* [Records for this task]:
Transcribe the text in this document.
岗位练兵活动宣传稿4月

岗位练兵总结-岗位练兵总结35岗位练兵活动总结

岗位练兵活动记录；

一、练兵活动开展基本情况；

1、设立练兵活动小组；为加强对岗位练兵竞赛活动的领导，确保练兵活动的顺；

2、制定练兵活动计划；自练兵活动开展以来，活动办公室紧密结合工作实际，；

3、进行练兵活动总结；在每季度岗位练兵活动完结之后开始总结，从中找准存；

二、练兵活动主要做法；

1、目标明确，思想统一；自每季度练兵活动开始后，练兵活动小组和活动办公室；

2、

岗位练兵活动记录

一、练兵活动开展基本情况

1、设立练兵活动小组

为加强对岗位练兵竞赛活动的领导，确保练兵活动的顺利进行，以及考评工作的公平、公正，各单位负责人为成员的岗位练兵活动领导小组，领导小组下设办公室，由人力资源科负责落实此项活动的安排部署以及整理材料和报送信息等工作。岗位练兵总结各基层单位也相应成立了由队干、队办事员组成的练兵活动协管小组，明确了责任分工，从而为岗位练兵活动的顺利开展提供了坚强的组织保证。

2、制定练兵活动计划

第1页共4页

* [Stated task]: Looking at the material above, count the lines that hold "设立练兵活动小组" and give the total alone.

* [The output]: 2